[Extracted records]
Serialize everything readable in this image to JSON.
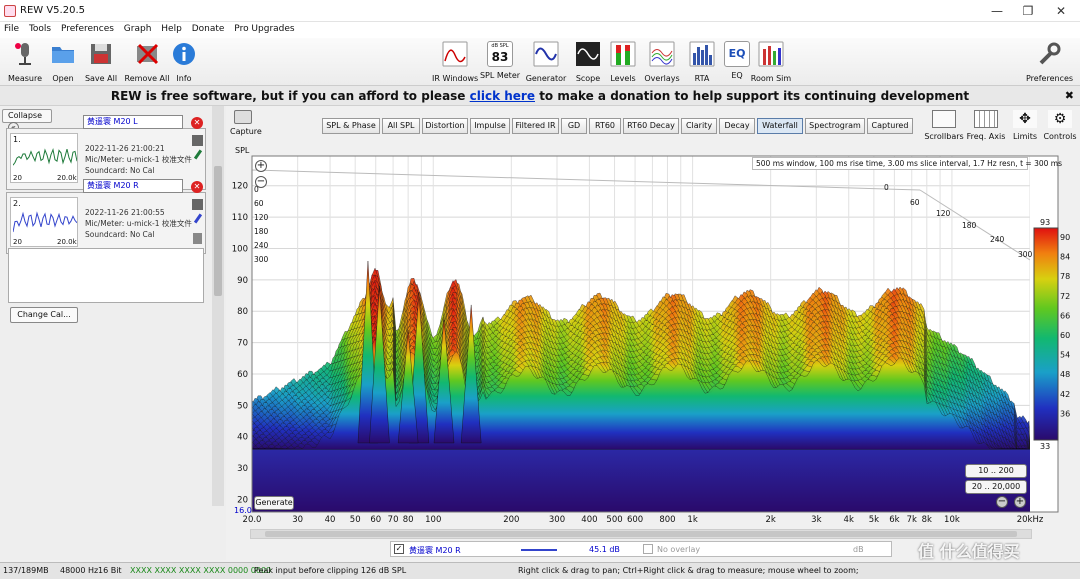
{
  "app": {
    "title": "REW V5.20.5"
  },
  "menu": [
    "File",
    "Tools",
    "Preferences",
    "Graph",
    "Help",
    "Donate",
    "Pro Upgrades"
  ],
  "toolbar_left": [
    {
      "label": "Measure",
      "icon": "microphone-icon"
    },
    {
      "label": "Open",
      "icon": "folder-icon"
    },
    {
      "label": "Save All",
      "icon": "save-icon"
    },
    {
      "label": "Remove All",
      "icon": "remove-icon"
    },
    {
      "label": "Info",
      "icon": "info-icon"
    }
  ],
  "toolbar_center": [
    {
      "label": "IR Windows",
      "icon": "ir-windows-icon"
    },
    {
      "label": "SPL Meter",
      "icon": "spl-meter-icon",
      "value": "83",
      "unit": "dB SPL"
    },
    {
      "label": "Generator",
      "icon": "generator-icon"
    },
    {
      "label": "Scope",
      "icon": "scope-icon"
    },
    {
      "label": "Levels",
      "icon": "levels-icon"
    },
    {
      "label": "Overlays",
      "icon": "overlays-icon"
    },
    {
      "label": "RTA",
      "icon": "rta-icon"
    },
    {
      "label": "EQ",
      "icon": "eq-icon"
    },
    {
      "label": "Room Sim",
      "icon": "room-sim-icon"
    }
  ],
  "toolbar_right": {
    "label": "Preferences",
    "icon": "wrench-icon"
  },
  "banner": {
    "pre": "REW is free software, but if you can afford to please",
    "link": "click here",
    "post": "to make a donation to help support its continuing development",
    "close": "✖"
  },
  "left_panel": {
    "collapse_label": "Collapse",
    "measurements": [
      {
        "index": "1.",
        "name": "黄遥寰 M20 L",
        "date": "2022-11-26 21:00:21",
        "mic": "Mic/Meter: u-mick-1 校准文件",
        "soundcard": "Soundcard: No Cal",
        "thumb_left": "20",
        "thumb_right": "20.0k",
        "color": "#1e7a3a"
      },
      {
        "index": "2.",
        "name": "黄遥寰 M20 R",
        "date": "2022-11-26 21:00:55",
        "mic": "Mic/Meter: u-mick-1 校准文件",
        "soundcard": "Soundcard: No Cal",
        "thumb_left": "20",
        "thumb_right": "20.0k",
        "color": "#3344cc"
      }
    ],
    "change_cal": "Change Cal..."
  },
  "graph_tabs": [
    "SPL & Phase",
    "All SPL",
    "Distortion",
    "Impulse",
    "Filtered IR",
    "GD",
    "RT60",
    "RT60 Decay",
    "Clarity",
    "Decay",
    "Waterfall",
    "Spectrogram",
    "Captured"
  ],
  "active_tab": "Waterfall",
  "capture_label": "Capture",
  "right_tools": [
    "Scrollbars",
    "Freq. Axis",
    "Limits",
    "Controls"
  ],
  "chart_data": {
    "type": "area",
    "ylabel": "SPL",
    "x_ticks": [
      "20.0",
      "30",
      "40",
      "50",
      "60",
      "70",
      "80",
      "100",
      "200",
      "300",
      "400",
      "500",
      "600",
      "800",
      "1k",
      "2k",
      "3k",
      "4k",
      "5k",
      "6k",
      "7k",
      "8k",
      "10k",
      "20kHz"
    ],
    "y_ticks": [
      "120",
      "110",
      "100",
      "90",
      "80",
      "70",
      "60",
      "50",
      "40",
      "30",
      "20"
    ],
    "ylim": [
      16,
      125
    ],
    "ylim_bottom_label": "16.0",
    "time_ticks_left": [
      "0",
      "60",
      "120",
      "180",
      "240",
      "300"
    ],
    "time_ticks_right": [
      "0",
      "60",
      "120",
      "180",
      "240",
      "300"
    ],
    "info": "500 ms window, 100 ms rise time, 3.00 ms slice interval, 1.7 Hz resn, t = 300 ms",
    "colorbar": {
      "max": "93",
      "min": "33",
      "ticks": [
        "90",
        "84",
        "78",
        "72",
        "66",
        "60",
        "54",
        "48",
        "42",
        "36"
      ]
    },
    "buttons": {
      "generate": "Generate",
      "range1": "10 .. 200",
      "range2": "20 .. 20,000"
    }
  },
  "overlay": {
    "name": "黄遥寰 M20 R",
    "value": "45.1 dB",
    "no_overlay": "No overlay",
    "unit": "dB"
  },
  "status": {
    "memory": "137/189MB",
    "rate": "48000 Hz",
    "bits": "16 Bit",
    "meter": "XXXX XXXX  XXXX XXXX  0000 0000",
    "peak": "Peak input before clipping 126 dB SPL",
    "hint": "Right click & drag to pan; Ctrl+Right click & drag to measure; mouse wheel to zoom;"
  },
  "watermark": "值 什么值得买"
}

## WHAT TO DO
Return all the entries word for word, but omit any pictures they contain.

## RESULT OF THIS EXERCISE
Serialize everything readable in this image to JSON.
{
  "app": {
    "title": "REW V5.20.5"
  },
  "menu": [
    "File",
    "Tools",
    "Preferences",
    "Graph",
    "Help",
    "Donate",
    "Pro Upgrades"
  ],
  "toolbar_left": [
    {
      "label": "Measure",
      "icon": "microphone-icon"
    },
    {
      "label": "Open",
      "icon": "folder-icon"
    },
    {
      "label": "Save All",
      "icon": "save-icon"
    },
    {
      "label": "Remove All",
      "icon": "remove-icon"
    },
    {
      "label": "Info",
      "icon": "info-icon"
    }
  ],
  "toolbar_center": [
    {
      "label": "IR Windows",
      "icon": "ir-windows-icon"
    },
    {
      "label": "SPL Meter",
      "icon": "spl-meter-icon",
      "value": "83",
      "unit": "dB SPL"
    },
    {
      "label": "Generator",
      "icon": "generator-icon"
    },
    {
      "label": "Scope",
      "icon": "scope-icon"
    },
    {
      "label": "Levels",
      "icon": "levels-icon"
    },
    {
      "label": "Overlays",
      "icon": "overlays-icon"
    },
    {
      "label": "RTA",
      "icon": "rta-icon"
    },
    {
      "label": "EQ",
      "icon": "eq-icon"
    },
    {
      "label": "Room Sim",
      "icon": "room-sim-icon"
    }
  ],
  "toolbar_right": {
    "label": "Preferences",
    "icon": "wrench-icon"
  },
  "banner": {
    "pre": "REW is free software, but if you can afford to please",
    "link": "click here",
    "post": "to make a donation to help support its continuing development",
    "close": "✖"
  },
  "left_panel": {
    "collapse_label": "Collapse",
    "measurements": [
      {
        "index": "1.",
        "name": "黄遥寰 M20 L",
        "date": "2022-11-26 21:00:21",
        "mic": "Mic/Meter: u-mick-1 校准文件",
        "soundcard": "Soundcard: No Cal",
        "thumb_left": "20",
        "thumb_right": "20.0k",
        "color": "#1e7a3a"
      },
      {
        "index": "2.",
        "name": "黄遥寰 M20 R",
        "date": "2022-11-26 21:00:55",
        "mic": "Mic/Meter: u-mick-1 校准文件",
        "soundcard": "Soundcard: No Cal",
        "thumb_left": "20",
        "thumb_right": "20.0k",
        "color": "#3344cc"
      }
    ],
    "change_cal": "Change Cal..."
  },
  "graph_tabs": [
    "SPL & Phase",
    "All SPL",
    "Distortion",
    "Impulse",
    "Filtered IR",
    "GD",
    "RT60",
    "RT60 Decay",
    "Clarity",
    "Decay",
    "Waterfall",
    "Spectrogram",
    "Captured"
  ],
  "active_tab": "Waterfall",
  "capture_label": "Capture",
  "right_tools": [
    "Scrollbars",
    "Freq. Axis",
    "Limits",
    "Controls"
  ],
  "chart_data": {
    "type": "area",
    "ylabel": "SPL",
    "x_ticks": [
      "20.0",
      "30",
      "40",
      "50",
      "60",
      "70",
      "80",
      "100",
      "200",
      "300",
      "400",
      "500",
      "600",
      "800",
      "1k",
      "2k",
      "3k",
      "4k",
      "5k",
      "6k",
      "7k",
      "8k",
      "10k",
      "20kHz"
    ],
    "y_ticks": [
      "120",
      "110",
      "100",
      "90",
      "80",
      "70",
      "60",
      "50",
      "40",
      "30",
      "20"
    ],
    "ylim": [
      16,
      125
    ],
    "ylim_bottom_label": "16.0",
    "time_ticks_left": [
      "0",
      "60",
      "120",
      "180",
      "240",
      "300"
    ],
    "time_ticks_right": [
      "0",
      "60",
      "120",
      "180",
      "240",
      "300"
    ],
    "info": "500 ms window, 100 ms rise time, 3.00 ms slice interval, 1.7 Hz resn, t = 300 ms",
    "colorbar": {
      "max": "93",
      "min": "33",
      "ticks": [
        "90",
        "84",
        "78",
        "72",
        "66",
        "60",
        "54",
        "48",
        "42",
        "36"
      ]
    },
    "buttons": {
      "generate": "Generate",
      "range1": "10 .. 200",
      "range2": "20 .. 20,000"
    }
  },
  "overlay": {
    "name": "黄遥寰 M20 R",
    "value": "45.1 dB",
    "no_overlay": "No overlay",
    "unit": "dB"
  },
  "status": {
    "memory": "137/189MB",
    "rate": "48000 Hz",
    "bits": "16 Bit",
    "meter": "XXXX XXXX  XXXX XXXX  0000 0000",
    "peak": "Peak input before clipping 126 dB SPL",
    "hint": "Right click & drag to pan; Ctrl+Right click & drag to measure; mouse wheel to zoom;"
  },
  "watermark": "值 什么值得买"
}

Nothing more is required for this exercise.